• _WORK REQUIRED_:
Each line that holds the word "Code" should be returned.

• _THE RECORDS_:
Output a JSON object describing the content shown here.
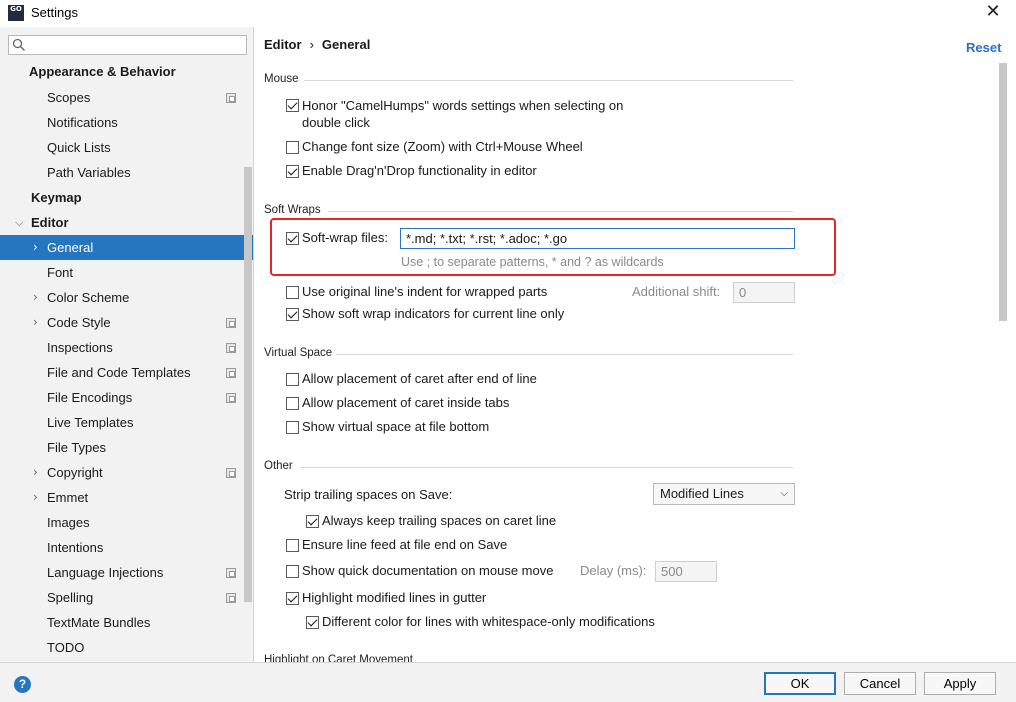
{
  "window": {
    "title": "Settings",
    "app_icon_text": "GO"
  },
  "sidebar": {
    "search_placeholder": "",
    "items": [
      {
        "label": "Appearance & Behavior"
      },
      {
        "label": "Scopes"
      },
      {
        "label": "Notifications"
      },
      {
        "label": "Quick Lists"
      },
      {
        "label": "Path Variables"
      },
      {
        "label": "Keymap"
      },
      {
        "label": "Editor"
      },
      {
        "label": "General"
      },
      {
        "label": "Font"
      },
      {
        "label": "Color Scheme"
      },
      {
        "label": "Code Style"
      },
      {
        "label": "Inspections"
      },
      {
        "label": "File and Code Templates"
      },
      {
        "label": "File Encodings"
      },
      {
        "label": "Live Templates"
      },
      {
        "label": "File Types"
      },
      {
        "label": "Copyright"
      },
      {
        "label": "Emmet"
      },
      {
        "label": "Images"
      },
      {
        "label": "Intentions"
      },
      {
        "label": "Language Injections"
      },
      {
        "label": "Spelling"
      },
      {
        "label": "TextMate Bundles"
      },
      {
        "label": "TODO"
      }
    ]
  },
  "header": {
    "crumb_parent": "Editor",
    "crumb_sep": "›",
    "crumb_current": "General",
    "reset_label": "Reset"
  },
  "mouse": {
    "title": "Mouse",
    "camelhumps_line1": "Honor \"CamelHumps\" words settings when selecting on",
    "camelhumps_line2": "double click",
    "zoom": "Change font size (Zoom) with Ctrl+Mouse Wheel",
    "dragdrop": "Enable Drag'n'Drop functionality in editor"
  },
  "soft_wraps": {
    "title": "Soft Wraps",
    "files_label": "Soft-wrap files:",
    "files_value": "*.md; *.txt; *.rst; *.adoc; *.go",
    "files_hint": "Use ; to separate patterns, * and ? as wildcards",
    "original_indent": "Use original line's indent for wrapped parts",
    "additional_shift_label": "Additional shift:",
    "additional_shift_value": "0",
    "show_indicators": "Show soft wrap indicators for current line only"
  },
  "virtual_space": {
    "title": "Virtual Space",
    "after_end": "Allow placement of caret after end of line",
    "inside_tabs": "Allow placement of caret inside tabs",
    "file_bottom": "Show virtual space at file bottom"
  },
  "other": {
    "title": "Other",
    "strip_label": "Strip trailing spaces on Save:",
    "strip_value": "Modified Lines",
    "keep_trailing": "Always keep trailing spaces on caret line",
    "line_feed": "Ensure line feed at file end on Save",
    "quick_doc": "Show quick documentation on mouse move",
    "delay_label": "Delay (ms):",
    "delay_value": "500",
    "highlight_modified": "Highlight modified lines in gutter",
    "different_color": "Different color for lines with whitespace-only modifications"
  },
  "next_section_title": "Highlight on Caret Movement",
  "buttons": {
    "ok": "OK",
    "cancel": "Cancel",
    "apply": "Apply",
    "help": "?"
  }
}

• _RESPONSE BELOW_:
        "label": "Code Style"
        "label": "File and Code Templates"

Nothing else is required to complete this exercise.